### Reading text
= The Resistance to Theory =

"The Resistance to Theory" is an essay by Paul de Man (1919–1983), a renowned literary critic and theorist belonging to the Yale School of Deconstruction, which appeared in Yale French Studies 63 (1982) and was widely anthologized. The essay later became part of the book by the same name. The essay remains a key statement in poststructuralist approaches to literary studies.

==Committee on the Research Activities==
In the essay's introduction Paul de Man explains that “The Resistance to Theory” was written at the request of the Committee on the Research Activities of the Modern Language Association as a contribution to a collective volume entitled Introduction to Scholarship in Modern Languages and Literatures. The MLA, however, rejected it. As de Man admits, his claim that "the main theoretical interest of literary theory consists in the impossibility of its definition" explains in large part the reasons for its rejection. Although de Man does not date the essay in his description of the original commission, it would appear to have been written in 1980.

==Content==
But keeping in view with the proposal, the essay discusses the rise of literary theory in America in the twentieth century and the challenges it faces. De Man points out that, "literary theory can be said to come into being when the approach to literary texts is no longer based on non-linguistic, that is to say historical and aesthetic considerations." This introduction of linguistic and semiotic terminology into literary studies, according to de Man, gives the language, "considerable freedom from referential restraint" and makes it "epistemologically highly suspect and volatile." Drawing on the ideas of Saussure and Nietzsche, de Man points out that the rhetorical and tropological dimension of language makes it an unreliable medium for the communication of truths. Literary language is predominantly rhetorical and figurative. Therefore, it would be a great mistake to take for granted that literature is a reliable source of information about anything but itself.

### Exercise a
From the first listing, copy the lines verbatim. Start at the line that has "Identify all the" and stop after the line that has "required-mark: * [160,121,168,136]".
The article on Paul de Man's essay and the listings are separate, unrelated material.

### Raw records
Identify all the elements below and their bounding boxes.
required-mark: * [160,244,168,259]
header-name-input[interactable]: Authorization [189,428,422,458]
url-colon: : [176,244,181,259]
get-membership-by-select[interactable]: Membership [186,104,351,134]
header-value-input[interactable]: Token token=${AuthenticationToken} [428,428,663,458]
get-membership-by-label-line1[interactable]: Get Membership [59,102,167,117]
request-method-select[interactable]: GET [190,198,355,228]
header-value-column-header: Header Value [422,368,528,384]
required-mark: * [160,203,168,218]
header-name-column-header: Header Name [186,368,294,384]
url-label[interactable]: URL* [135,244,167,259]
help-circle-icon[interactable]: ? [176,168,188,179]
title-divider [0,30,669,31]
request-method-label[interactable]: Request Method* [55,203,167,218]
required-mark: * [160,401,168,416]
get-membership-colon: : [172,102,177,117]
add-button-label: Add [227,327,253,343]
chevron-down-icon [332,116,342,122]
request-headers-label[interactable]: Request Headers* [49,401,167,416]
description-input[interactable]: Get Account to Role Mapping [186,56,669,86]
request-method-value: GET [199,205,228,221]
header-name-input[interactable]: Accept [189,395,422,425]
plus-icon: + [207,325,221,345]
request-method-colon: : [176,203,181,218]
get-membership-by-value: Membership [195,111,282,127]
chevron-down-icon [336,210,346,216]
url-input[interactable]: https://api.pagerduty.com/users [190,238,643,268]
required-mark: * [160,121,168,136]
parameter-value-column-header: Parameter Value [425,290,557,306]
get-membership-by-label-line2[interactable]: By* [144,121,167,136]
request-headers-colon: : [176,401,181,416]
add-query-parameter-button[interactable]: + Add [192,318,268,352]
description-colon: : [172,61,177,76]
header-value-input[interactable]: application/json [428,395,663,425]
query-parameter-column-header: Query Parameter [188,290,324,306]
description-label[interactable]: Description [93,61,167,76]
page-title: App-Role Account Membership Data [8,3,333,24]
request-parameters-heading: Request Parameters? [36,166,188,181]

...

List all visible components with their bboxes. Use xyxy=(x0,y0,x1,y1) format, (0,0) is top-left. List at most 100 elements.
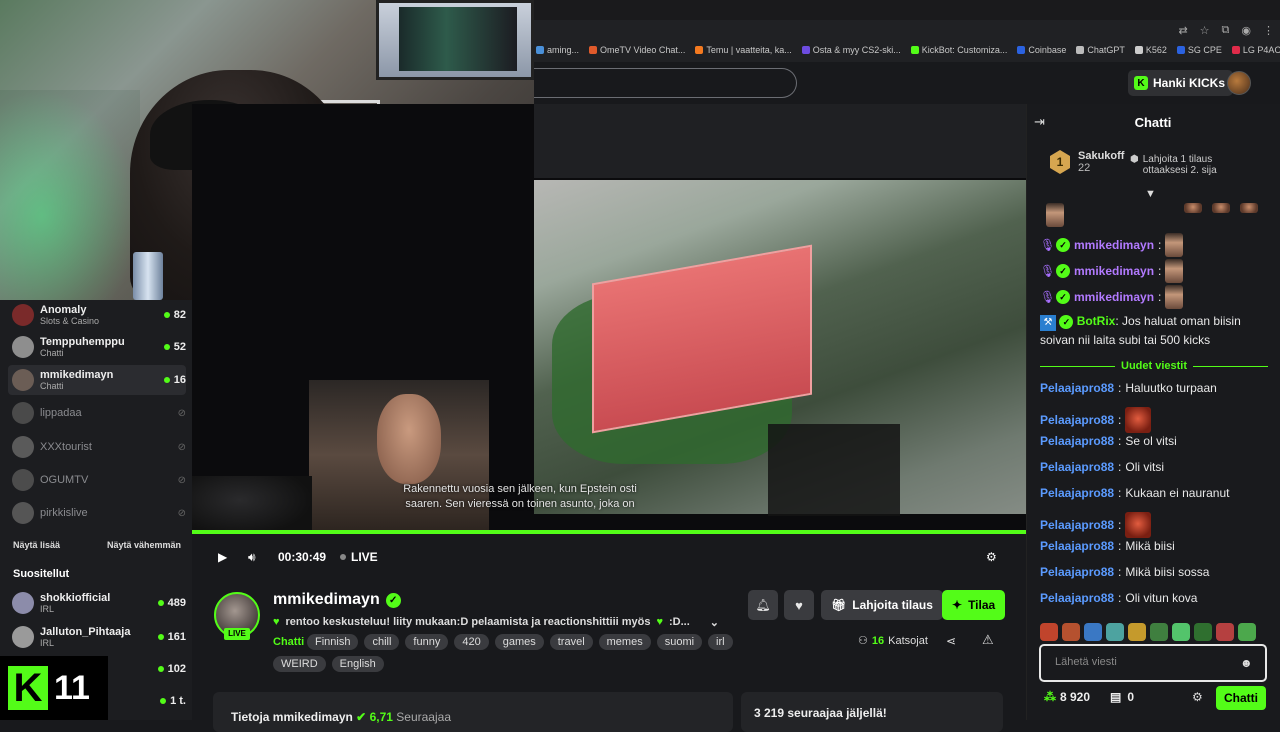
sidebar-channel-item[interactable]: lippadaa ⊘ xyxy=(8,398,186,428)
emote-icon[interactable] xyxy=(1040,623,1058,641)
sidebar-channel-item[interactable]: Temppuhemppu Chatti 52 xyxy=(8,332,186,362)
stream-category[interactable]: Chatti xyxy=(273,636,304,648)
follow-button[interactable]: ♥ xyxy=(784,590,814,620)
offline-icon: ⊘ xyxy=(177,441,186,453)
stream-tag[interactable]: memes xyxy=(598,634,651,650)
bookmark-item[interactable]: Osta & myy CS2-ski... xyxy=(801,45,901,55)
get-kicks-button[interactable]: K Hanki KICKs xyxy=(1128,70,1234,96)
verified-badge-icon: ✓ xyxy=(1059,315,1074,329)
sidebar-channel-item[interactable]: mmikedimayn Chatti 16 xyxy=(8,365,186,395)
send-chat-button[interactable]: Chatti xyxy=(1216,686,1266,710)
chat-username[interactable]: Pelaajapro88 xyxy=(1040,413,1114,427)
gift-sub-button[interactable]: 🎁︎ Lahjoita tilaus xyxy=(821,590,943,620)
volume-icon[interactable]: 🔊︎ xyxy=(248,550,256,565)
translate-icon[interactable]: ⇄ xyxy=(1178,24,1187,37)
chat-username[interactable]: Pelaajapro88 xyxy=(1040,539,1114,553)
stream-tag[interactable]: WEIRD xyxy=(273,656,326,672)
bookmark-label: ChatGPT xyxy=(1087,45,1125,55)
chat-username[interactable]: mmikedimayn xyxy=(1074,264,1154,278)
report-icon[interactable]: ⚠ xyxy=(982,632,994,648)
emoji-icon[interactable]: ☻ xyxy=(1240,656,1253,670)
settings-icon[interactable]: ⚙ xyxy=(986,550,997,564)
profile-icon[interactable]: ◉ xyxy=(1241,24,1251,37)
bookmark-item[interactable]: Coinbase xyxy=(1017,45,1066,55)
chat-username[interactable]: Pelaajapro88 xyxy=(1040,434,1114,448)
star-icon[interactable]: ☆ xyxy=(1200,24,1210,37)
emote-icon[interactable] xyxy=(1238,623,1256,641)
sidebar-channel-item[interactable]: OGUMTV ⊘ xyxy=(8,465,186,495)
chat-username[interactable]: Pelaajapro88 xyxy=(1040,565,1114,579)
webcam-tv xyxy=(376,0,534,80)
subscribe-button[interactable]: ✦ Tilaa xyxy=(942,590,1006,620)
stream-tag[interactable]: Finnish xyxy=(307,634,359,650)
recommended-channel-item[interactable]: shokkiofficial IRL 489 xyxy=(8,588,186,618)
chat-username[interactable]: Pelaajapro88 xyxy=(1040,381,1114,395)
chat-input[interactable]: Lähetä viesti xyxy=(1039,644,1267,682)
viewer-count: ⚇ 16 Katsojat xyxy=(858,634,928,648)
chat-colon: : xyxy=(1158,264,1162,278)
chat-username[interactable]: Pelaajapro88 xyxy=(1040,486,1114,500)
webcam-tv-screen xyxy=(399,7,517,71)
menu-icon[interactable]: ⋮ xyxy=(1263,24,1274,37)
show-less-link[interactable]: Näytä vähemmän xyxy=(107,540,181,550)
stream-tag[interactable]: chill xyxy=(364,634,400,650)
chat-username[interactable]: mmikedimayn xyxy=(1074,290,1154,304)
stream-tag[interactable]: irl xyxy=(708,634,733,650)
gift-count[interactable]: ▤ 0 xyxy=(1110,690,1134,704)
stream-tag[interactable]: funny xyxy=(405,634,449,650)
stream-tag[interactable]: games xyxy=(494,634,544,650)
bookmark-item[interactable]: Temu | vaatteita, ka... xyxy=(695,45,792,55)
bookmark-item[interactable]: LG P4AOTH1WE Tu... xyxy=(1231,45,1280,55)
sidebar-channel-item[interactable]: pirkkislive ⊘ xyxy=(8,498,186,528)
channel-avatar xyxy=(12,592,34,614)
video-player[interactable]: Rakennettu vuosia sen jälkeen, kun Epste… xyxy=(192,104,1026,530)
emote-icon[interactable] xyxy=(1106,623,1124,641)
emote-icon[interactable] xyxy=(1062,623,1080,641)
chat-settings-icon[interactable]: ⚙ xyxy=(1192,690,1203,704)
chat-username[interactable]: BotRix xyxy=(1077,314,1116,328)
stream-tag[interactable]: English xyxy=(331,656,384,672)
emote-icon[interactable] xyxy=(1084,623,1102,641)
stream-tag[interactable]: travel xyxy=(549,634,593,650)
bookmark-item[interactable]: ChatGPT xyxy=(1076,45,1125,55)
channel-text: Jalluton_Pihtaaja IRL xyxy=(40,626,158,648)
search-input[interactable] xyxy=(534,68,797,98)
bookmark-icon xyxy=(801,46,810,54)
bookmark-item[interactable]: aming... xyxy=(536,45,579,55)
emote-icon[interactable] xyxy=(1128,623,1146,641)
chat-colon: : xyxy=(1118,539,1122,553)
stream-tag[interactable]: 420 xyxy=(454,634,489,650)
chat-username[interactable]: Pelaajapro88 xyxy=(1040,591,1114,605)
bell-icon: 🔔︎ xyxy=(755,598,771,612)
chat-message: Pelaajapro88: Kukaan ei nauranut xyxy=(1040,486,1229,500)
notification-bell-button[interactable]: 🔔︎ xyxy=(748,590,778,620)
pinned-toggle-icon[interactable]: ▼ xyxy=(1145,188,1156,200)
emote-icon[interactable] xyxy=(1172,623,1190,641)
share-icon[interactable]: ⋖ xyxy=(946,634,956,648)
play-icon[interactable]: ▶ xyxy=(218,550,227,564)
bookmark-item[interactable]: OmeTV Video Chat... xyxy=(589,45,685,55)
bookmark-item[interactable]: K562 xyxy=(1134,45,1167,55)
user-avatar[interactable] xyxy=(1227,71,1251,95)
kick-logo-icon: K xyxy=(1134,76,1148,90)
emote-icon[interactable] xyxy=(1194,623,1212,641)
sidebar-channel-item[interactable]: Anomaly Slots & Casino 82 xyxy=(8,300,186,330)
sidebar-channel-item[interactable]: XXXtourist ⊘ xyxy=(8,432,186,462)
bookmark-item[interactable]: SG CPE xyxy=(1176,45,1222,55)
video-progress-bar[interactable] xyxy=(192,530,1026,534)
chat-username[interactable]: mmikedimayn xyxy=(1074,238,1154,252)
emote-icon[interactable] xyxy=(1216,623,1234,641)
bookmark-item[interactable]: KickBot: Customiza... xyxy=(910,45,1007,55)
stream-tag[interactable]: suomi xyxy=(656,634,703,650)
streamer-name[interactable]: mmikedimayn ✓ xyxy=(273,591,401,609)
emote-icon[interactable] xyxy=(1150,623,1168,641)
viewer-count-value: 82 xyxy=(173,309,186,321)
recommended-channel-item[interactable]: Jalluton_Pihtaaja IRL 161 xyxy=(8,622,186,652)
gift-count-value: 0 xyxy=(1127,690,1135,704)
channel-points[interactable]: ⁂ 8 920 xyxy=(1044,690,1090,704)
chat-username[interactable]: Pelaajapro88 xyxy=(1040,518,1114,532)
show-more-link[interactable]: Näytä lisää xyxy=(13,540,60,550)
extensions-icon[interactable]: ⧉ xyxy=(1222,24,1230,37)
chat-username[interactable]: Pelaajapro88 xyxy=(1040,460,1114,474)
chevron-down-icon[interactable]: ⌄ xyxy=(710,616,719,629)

### Exercise b
According to the article on Paul de Man's essay, in which journal issue did the essay appear?

### Worked answer a
Identify all the elements below and their bounding boxes.
required-mark: * [160,244,168,259]
header-name-input[interactable]: Authorization [189,428,422,458]
url-colon: : [176,244,181,259]
get-membership-by-select[interactable]: Membership [186,104,351,134]
header-value-input[interactable]: Token token=${AuthenticationToken} [428,428,663,458]
get-membership-by-label-line1[interactable]: Get Membership [59,102,167,117]
request-method-select[interactable]: GET [190,198,355,228]
header-value-column-header: Header Value [422,368,528,384]
required-mark: * [160,203,168,218]
header-name-column-header: Header Name [186,368,294,384]
url-label[interactable]: URL* [135,244,167,259]
help-circle-icon[interactable]: ? [176,168,188,179]
title-divider [0,30,669,31]
request-method-label[interactable]: Request Method* [55,203,167,218]
required-mark: * [160,401,168,416]
get-membership-colon: : [172,102,177,117]
add-button-label: Add [227,327,253,343]
chevron-down-icon [332,116,342,122]
request-headers-label[interactable]: Request Headers* [49,401,167,416]
description-input[interactable]: Get Account to Role Mapping [186,56,669,86]
request-method-value: GET [199,205,228,221]
header-name-input[interactable]: Accept [189,395,422,425]
plus-icon: + [207,325,221,345]
request-method-colon: : [176,203,181,218]
get-membership-by-value: Membership [195,111,282,127]
chevron-down-icon [336,210,346,216]
url-input[interactable]: https://api.pagerduty.com/users [190,238,643,268]
required-mark: * [160,121,168,136]

### Worked answer b
Yale French Studies 63 (1982).